** Begin **

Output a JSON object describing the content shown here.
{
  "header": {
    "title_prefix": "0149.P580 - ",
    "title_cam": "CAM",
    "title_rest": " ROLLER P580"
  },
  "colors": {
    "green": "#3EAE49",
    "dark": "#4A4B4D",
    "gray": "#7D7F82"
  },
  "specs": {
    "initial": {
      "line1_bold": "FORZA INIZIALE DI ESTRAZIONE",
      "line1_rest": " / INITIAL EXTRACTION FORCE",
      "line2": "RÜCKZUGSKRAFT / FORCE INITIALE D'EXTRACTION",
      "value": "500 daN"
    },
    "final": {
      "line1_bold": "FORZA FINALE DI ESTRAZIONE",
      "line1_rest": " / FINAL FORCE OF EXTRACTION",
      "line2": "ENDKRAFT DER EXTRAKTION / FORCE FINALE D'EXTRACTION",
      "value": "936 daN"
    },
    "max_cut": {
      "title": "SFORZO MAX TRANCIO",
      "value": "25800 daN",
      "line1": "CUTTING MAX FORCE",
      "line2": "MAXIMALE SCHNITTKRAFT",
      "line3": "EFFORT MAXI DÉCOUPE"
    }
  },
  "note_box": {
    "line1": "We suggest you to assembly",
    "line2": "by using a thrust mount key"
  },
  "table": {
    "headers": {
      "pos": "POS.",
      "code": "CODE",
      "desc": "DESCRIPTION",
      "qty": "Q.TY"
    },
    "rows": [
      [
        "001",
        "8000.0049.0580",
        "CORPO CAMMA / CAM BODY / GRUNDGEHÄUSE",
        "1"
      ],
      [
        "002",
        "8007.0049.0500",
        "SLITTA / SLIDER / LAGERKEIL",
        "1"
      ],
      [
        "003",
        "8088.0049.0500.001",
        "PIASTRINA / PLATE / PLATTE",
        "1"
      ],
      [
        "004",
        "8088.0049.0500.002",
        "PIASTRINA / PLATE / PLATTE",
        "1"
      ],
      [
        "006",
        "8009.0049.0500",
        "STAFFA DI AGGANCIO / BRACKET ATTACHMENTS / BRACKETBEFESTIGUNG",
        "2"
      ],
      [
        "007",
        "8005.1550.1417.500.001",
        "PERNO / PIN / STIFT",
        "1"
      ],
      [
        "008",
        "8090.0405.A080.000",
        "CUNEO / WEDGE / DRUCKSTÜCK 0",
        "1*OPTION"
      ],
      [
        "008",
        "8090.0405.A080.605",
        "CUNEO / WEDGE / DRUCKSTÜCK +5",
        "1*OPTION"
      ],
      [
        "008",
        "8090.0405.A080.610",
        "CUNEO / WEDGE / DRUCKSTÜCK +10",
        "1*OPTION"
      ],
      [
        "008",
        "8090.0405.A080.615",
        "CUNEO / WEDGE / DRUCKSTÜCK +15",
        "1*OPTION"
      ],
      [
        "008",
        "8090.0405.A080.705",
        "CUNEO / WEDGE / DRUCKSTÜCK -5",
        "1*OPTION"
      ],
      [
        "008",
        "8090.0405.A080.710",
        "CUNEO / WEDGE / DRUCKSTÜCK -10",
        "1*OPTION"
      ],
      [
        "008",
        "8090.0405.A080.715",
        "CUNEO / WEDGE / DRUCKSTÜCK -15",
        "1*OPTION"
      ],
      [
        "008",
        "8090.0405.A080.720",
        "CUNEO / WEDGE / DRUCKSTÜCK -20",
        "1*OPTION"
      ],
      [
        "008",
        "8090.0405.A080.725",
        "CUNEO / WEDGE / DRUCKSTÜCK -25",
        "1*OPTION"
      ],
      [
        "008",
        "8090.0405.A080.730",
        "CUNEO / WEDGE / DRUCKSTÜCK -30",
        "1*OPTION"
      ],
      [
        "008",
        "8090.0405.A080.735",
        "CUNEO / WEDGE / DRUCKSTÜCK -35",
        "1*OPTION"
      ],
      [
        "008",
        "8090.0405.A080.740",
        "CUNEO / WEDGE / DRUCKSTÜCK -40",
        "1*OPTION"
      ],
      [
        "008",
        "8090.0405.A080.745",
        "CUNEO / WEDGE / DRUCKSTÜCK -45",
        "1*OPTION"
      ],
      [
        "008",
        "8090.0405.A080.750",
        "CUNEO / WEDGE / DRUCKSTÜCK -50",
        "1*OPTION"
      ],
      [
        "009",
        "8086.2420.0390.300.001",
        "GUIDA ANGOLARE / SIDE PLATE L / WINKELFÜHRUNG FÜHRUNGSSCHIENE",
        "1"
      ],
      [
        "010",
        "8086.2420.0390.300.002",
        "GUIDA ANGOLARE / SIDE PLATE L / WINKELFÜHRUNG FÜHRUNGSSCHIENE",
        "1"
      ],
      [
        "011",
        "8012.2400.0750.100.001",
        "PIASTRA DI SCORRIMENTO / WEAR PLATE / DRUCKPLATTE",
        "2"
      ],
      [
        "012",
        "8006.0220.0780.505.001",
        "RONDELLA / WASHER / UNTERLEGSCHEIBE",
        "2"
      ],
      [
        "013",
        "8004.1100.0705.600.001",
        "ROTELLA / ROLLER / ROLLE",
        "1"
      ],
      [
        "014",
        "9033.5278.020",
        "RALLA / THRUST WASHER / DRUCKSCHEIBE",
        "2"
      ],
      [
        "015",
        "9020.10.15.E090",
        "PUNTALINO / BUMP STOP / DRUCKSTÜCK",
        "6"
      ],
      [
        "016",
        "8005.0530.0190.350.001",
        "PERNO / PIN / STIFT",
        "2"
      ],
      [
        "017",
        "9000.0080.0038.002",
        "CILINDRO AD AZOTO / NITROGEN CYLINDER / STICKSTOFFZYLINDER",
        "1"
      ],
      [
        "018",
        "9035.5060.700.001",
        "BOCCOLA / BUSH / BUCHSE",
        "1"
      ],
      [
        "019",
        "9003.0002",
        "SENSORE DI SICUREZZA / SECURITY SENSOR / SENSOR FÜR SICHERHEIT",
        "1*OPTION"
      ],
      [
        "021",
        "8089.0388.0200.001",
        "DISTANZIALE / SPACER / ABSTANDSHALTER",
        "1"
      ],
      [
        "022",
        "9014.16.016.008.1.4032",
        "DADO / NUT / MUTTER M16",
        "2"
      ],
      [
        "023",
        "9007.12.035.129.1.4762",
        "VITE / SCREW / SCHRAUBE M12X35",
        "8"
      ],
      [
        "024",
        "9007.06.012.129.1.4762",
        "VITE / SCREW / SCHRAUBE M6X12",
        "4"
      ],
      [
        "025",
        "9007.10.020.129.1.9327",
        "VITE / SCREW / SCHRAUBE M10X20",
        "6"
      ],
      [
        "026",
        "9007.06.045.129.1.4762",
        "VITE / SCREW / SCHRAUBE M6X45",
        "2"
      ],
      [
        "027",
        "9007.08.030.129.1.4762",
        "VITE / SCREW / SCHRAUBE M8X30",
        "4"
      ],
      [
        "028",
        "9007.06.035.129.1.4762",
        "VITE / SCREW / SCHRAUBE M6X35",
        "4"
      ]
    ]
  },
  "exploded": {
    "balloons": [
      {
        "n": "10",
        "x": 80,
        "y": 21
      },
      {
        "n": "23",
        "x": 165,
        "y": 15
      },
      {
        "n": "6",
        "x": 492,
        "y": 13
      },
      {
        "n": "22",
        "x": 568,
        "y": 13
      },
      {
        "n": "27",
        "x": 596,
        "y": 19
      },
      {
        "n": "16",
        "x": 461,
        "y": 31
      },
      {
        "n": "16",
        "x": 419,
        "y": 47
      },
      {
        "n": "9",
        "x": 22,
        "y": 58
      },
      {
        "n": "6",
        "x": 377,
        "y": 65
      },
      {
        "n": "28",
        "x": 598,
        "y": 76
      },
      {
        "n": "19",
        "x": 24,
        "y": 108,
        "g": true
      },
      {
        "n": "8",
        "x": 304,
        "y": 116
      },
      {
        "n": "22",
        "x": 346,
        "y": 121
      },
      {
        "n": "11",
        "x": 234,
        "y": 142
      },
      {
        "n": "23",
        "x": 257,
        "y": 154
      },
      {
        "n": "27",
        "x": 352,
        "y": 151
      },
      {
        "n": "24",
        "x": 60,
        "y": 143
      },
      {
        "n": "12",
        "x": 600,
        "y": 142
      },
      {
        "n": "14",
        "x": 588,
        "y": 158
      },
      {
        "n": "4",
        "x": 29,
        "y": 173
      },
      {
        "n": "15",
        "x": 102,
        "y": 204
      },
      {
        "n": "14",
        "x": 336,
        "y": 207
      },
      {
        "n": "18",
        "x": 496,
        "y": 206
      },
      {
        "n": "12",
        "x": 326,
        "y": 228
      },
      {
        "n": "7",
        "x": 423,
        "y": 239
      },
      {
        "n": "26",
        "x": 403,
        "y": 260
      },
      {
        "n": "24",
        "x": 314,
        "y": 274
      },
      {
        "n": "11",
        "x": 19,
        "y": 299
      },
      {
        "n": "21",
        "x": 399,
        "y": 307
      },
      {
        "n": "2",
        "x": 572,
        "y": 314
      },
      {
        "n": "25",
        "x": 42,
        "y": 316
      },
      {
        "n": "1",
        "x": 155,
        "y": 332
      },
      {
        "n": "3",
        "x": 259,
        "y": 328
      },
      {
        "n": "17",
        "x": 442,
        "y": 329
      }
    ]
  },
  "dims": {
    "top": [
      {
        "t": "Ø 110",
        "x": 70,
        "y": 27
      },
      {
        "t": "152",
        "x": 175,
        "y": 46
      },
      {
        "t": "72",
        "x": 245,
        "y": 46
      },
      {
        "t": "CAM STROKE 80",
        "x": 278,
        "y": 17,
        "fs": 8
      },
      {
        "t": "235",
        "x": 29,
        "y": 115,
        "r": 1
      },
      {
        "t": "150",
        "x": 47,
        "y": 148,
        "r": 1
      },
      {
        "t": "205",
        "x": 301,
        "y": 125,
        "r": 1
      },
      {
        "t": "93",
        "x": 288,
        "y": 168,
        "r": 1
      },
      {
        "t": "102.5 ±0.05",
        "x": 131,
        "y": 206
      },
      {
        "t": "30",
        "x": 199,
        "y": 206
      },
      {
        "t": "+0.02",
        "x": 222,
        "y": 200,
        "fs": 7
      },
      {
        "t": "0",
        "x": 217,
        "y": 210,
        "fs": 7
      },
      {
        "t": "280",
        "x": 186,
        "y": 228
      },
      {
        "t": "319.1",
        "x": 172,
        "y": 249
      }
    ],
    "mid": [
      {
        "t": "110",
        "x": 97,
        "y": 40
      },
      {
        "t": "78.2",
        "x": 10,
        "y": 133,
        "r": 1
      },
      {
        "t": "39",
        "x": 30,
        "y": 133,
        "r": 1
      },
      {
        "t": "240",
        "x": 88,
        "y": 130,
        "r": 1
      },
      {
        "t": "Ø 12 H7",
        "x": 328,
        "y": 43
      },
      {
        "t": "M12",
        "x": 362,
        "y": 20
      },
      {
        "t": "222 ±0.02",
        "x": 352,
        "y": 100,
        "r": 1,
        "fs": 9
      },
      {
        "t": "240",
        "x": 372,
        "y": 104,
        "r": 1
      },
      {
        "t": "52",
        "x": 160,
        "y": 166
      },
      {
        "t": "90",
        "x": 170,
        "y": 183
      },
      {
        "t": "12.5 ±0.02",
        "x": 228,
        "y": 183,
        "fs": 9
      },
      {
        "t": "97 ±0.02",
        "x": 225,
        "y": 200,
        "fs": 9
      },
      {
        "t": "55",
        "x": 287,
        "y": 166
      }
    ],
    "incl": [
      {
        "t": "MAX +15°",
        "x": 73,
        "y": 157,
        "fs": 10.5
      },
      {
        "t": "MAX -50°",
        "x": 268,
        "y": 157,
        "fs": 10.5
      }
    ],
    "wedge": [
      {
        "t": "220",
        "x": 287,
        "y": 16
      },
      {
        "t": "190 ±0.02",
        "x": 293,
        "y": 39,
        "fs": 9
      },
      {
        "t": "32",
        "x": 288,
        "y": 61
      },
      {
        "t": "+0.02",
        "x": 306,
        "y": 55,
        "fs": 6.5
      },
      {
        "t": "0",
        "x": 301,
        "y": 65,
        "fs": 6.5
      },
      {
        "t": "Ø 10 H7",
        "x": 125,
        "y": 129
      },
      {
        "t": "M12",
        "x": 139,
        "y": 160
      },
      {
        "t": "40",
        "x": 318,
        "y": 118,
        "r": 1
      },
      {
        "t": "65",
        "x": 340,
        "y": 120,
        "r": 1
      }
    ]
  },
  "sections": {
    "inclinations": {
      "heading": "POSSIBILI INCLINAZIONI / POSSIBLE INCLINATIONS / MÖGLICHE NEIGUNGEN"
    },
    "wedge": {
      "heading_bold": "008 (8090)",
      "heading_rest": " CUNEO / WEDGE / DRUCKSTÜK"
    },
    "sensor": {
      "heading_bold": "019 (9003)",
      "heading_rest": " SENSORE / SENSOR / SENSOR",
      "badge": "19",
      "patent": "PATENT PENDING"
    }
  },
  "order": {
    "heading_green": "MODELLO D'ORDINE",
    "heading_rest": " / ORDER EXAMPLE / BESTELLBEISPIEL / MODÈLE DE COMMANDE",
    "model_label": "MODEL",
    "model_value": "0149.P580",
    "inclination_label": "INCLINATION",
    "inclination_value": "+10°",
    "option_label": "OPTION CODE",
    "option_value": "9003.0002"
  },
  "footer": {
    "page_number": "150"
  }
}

** End **

> **GOAL OF THE EXERCISE**
State how many lines of the listing above include the word "FINALE". Give nothing but the number.

> **ANSWER IN FULL**
2